# [Request]
Take the data that follows and retype it word for word.

# [Items]
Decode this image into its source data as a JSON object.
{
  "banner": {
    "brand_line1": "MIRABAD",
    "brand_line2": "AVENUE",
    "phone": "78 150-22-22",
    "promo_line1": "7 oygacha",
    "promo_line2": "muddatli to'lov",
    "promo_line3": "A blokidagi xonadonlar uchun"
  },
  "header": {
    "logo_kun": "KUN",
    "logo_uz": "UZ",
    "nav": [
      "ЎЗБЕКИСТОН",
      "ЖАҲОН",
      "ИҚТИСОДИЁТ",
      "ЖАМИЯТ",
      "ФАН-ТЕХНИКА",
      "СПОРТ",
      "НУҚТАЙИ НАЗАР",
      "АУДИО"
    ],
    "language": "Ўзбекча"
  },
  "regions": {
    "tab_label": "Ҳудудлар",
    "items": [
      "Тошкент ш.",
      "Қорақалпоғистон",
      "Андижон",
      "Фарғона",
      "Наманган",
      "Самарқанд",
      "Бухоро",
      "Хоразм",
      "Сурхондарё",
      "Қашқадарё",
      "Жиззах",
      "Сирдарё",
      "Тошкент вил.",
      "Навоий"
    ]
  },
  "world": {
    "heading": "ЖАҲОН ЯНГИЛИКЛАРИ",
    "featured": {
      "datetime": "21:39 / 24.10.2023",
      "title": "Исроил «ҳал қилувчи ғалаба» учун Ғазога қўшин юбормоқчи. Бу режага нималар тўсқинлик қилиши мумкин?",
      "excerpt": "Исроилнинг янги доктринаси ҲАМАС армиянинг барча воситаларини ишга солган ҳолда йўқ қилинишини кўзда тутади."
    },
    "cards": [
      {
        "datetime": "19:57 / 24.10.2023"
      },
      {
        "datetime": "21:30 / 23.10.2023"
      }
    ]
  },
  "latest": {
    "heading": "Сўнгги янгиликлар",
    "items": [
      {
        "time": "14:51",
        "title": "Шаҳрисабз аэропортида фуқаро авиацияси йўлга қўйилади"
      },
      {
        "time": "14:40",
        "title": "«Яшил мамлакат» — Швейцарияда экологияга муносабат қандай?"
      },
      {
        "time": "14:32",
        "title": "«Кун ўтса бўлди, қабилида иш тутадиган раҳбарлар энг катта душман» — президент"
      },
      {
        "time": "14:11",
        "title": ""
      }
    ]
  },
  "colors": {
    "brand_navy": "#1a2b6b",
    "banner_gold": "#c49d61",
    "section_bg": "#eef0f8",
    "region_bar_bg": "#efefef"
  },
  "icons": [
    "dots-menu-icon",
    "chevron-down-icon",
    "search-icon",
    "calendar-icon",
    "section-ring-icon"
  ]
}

# [Written solution]
Decode this image into its source data as a JSON object.
{
  "banner": {
    "brand_line1": "MIRABAD",
    "brand_line2": "AVENUE",
    "phone": "78 150-22-22",
    "promo_line1": "7 oygacha",
    "promo_line2": "muddatli to'lov",
    "promo_line3": "A blokidagi xonadonlar uchun"
  },
  "header": {
    "logo_kun": "KUN",
    "logo_uz": "UZ",
    "nav": [
      "ЎЗБЕКИСТОН",
      "ЖАҲОН",
      "ИҚТИСОДИЁТ",
      "ЖАМИЯТ",
      "ФАН-ТЕХНИКА",
      "СПОРТ",
      "НУҚТАЙИ НАЗАР",
      "АУДИО"
    ],
    "language": "Ўзбекча"
  },
  "regions": {
    "tab_label": "Ҳудудлар",
    "items": [
      "Тошкент ш.",
      "Қорақалпоғистон",
      "Андижон",
      "Фарғона",
      "Наманган",
      "Самарқанд",
      "Бухоро",
      "Хоразм",
      "Сурхондарё",
      "Қашқадарё",
      "Жиззах",
      "Сирдарё",
      "Тошкент вил.",
      "Навоий"
    ]
  },
  "world": {
    "heading": "ЖАҲОН ЯНГИЛИКЛАРИ",
    "featured": {
      "datetime": "21:39 / 24.10.2023",
      "title": "Исроил «ҳал қилувчи ғалаба» учун Ғазога қўшин юбормоқчи. Бу режага нималар тўсқинлик қилиши мумкин?",
      "excerpt": "Исроилнинг янги доктринаси ҲАМАС армиянинг барча воситаларини ишга солган ҳолда йўқ қилинишини кўзда тутади."
    },
    "cards": [
      {
        "datetime": "19:57 / 24.10.2023"
      },
      {
        "datetime": "21:30 / 23.10.2023"
      }
    ]
  },
  "latest": {
    "heading": "Сўнгги янгиликлар",
    "items": [
      {
        "time": "14:51",
        "title": "Шаҳрисабз аэропортида фуқаро авиацияси йўлга қўйилади"
      },
      {
        "time": "14:40",
        "title": "«Яшил мамлакат» — Швейцарияда экологияга муносабат қандай?"
      },
      {
        "time": "14:32",
        "title": "«Кун ўтса бўлди, қабилида иш тутадиган раҳбарлар энг катта душман» — президент"
      },
      {
        "time": "14:11",
        "title": ""
      }
    ]
  },
  "colors": {
    "brand_navy": "#1a2b6b",
    "banner_gold": "#c49d61",
    "section_bg": "#eef0f8",
    "region_bar_bg": "#efefef"
  },
  "icons": [
    "dots-menu-icon",
    "chevron-down-icon",
    "search-icon",
    "calendar-icon",
    "section-ring-icon"
  ]
}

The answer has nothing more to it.